:: WRITTEN REQUEST ::
Return each line containing "Insurance".

[start of DATA SHOWN]

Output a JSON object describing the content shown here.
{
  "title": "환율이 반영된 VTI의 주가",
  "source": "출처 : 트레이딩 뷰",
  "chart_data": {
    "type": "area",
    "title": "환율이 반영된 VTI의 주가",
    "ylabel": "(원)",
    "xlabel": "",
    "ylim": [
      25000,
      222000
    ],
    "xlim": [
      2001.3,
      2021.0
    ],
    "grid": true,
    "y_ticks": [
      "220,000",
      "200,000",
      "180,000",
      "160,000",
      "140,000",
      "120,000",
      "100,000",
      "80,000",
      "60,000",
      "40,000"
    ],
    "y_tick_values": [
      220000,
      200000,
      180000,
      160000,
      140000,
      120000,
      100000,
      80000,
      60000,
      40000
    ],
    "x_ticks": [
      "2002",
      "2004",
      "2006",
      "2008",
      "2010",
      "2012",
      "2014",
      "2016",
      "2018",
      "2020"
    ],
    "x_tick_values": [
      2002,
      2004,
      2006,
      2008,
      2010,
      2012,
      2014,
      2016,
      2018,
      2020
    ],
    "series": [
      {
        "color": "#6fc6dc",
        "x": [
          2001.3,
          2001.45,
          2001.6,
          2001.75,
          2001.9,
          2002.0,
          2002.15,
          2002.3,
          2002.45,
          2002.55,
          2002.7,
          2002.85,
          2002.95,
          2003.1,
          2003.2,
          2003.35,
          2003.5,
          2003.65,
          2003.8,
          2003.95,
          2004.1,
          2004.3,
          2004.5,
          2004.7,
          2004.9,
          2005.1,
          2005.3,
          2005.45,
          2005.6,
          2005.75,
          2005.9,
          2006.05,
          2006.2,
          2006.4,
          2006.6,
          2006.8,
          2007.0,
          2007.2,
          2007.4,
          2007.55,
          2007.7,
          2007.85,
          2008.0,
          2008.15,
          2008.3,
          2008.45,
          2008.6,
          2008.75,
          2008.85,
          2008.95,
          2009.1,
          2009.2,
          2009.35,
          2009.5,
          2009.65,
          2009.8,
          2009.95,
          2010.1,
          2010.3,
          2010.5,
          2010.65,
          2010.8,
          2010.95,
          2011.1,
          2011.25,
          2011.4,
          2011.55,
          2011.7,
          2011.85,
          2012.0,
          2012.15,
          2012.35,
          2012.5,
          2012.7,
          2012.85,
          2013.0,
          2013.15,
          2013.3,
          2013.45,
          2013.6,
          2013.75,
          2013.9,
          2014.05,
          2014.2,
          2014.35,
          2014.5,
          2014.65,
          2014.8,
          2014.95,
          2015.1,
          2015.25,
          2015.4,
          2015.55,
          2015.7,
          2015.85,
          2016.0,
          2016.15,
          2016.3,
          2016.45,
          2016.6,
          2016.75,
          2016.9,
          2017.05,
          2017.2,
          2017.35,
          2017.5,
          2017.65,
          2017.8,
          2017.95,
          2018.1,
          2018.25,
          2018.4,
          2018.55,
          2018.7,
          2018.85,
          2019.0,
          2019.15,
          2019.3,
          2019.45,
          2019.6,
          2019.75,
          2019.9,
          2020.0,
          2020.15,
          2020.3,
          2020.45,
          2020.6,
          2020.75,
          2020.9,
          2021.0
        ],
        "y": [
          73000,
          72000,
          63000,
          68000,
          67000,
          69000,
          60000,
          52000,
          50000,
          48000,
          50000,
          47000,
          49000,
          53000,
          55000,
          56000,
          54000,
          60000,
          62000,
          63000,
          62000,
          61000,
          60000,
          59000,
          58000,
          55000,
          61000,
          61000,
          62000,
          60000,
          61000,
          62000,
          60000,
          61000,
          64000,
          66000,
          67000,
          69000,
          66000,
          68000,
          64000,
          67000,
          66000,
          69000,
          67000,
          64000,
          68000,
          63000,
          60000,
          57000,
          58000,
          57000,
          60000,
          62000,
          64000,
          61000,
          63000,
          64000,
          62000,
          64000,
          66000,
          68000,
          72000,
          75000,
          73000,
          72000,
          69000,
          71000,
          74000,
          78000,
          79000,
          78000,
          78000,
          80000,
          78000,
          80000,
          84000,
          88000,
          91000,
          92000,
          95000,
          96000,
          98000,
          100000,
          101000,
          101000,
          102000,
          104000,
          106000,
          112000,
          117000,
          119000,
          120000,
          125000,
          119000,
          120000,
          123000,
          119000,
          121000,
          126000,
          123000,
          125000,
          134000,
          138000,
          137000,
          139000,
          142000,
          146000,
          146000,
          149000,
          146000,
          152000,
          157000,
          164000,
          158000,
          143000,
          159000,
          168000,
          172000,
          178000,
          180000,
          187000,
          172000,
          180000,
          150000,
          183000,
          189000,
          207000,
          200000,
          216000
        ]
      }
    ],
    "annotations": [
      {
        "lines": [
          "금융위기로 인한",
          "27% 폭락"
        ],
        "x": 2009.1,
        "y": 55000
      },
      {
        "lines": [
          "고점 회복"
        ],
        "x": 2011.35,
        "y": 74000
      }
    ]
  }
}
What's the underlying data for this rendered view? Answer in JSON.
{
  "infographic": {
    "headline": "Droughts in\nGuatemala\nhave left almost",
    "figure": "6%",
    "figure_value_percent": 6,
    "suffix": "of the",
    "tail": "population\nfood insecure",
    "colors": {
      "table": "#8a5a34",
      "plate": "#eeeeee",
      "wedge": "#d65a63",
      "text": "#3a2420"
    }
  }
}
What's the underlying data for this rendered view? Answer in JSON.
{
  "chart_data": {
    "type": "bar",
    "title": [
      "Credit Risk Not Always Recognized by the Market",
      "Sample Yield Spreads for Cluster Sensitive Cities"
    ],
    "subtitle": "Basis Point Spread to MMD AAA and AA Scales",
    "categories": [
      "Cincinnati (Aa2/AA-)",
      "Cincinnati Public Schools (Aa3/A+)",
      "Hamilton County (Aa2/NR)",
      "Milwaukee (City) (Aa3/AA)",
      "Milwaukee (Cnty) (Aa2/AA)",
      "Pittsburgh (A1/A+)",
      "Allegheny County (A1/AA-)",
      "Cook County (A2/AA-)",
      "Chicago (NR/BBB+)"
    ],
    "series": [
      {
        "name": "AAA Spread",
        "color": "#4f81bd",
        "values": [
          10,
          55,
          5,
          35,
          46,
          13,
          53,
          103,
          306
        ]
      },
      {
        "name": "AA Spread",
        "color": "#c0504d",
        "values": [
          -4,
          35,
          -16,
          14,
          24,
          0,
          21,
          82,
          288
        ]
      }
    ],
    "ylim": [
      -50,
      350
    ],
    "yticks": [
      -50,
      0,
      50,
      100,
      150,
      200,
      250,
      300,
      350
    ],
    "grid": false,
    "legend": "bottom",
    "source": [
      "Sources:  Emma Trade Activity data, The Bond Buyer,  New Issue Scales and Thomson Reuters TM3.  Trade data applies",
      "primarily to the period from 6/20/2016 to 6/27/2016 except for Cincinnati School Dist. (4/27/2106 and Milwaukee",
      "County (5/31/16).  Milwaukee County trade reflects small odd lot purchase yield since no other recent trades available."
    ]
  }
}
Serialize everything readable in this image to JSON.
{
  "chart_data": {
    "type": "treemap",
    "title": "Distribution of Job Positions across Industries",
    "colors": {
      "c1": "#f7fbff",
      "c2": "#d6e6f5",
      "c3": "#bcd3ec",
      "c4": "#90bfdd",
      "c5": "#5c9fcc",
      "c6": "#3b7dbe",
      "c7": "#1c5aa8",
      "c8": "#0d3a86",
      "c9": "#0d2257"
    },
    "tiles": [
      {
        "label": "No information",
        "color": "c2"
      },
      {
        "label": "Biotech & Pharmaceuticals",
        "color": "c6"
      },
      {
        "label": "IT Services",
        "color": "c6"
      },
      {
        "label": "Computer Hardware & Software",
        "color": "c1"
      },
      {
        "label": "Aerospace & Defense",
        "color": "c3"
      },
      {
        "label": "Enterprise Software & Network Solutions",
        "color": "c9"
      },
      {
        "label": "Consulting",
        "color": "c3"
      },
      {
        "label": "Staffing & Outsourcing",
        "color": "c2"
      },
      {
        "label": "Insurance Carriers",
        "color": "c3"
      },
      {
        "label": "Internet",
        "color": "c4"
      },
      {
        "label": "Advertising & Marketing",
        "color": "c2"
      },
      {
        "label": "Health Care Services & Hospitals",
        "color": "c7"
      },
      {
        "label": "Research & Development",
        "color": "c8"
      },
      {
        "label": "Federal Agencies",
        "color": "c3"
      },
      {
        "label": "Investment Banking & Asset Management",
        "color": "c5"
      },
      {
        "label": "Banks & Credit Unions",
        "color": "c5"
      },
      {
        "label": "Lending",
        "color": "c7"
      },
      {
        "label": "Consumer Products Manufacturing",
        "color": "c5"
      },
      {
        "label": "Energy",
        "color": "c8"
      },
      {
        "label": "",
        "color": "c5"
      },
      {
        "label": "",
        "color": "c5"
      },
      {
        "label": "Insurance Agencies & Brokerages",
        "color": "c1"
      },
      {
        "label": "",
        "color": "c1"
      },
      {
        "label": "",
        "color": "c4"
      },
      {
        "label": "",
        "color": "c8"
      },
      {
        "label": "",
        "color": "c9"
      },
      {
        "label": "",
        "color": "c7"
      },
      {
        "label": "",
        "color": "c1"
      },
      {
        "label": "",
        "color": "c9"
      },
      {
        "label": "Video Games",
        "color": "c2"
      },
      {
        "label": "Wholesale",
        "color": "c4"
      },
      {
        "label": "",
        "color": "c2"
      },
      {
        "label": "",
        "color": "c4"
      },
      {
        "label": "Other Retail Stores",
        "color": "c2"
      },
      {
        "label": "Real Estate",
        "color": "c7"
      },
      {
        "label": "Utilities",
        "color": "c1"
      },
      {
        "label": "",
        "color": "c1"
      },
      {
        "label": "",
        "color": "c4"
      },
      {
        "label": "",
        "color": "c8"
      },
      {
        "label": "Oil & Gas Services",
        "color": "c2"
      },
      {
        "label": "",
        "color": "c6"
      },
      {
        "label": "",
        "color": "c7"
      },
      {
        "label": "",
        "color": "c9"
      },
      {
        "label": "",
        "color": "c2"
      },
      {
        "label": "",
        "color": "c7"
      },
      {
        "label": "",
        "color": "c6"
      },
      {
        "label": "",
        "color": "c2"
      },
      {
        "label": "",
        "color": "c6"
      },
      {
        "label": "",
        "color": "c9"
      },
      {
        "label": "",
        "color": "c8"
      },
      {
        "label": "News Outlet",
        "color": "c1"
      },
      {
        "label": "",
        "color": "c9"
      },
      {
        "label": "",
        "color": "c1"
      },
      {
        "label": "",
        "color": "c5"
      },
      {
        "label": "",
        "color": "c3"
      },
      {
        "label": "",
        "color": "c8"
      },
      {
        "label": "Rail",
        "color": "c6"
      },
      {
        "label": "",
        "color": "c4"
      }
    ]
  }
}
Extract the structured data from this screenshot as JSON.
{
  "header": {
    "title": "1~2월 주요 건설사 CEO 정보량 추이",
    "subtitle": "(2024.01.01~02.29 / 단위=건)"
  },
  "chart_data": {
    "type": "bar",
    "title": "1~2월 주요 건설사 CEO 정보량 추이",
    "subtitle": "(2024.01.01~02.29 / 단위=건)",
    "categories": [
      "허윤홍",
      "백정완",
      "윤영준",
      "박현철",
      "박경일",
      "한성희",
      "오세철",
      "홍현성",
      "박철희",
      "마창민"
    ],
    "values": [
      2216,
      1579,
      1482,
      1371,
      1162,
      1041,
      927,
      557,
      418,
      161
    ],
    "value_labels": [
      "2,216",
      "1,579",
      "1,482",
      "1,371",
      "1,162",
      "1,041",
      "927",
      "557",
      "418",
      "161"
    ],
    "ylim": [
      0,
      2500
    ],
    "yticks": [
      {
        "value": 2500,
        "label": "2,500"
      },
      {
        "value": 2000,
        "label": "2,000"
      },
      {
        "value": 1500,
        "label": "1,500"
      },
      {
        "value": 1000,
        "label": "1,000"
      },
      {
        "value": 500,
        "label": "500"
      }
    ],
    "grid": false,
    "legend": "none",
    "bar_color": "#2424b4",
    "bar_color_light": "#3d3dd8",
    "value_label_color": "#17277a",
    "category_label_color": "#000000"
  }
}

[end of DATA SHOWN]

:: RESPONSE ::
        "label": "Insurance Carriers",
        "label": "Insurance Agencies & Brokerages",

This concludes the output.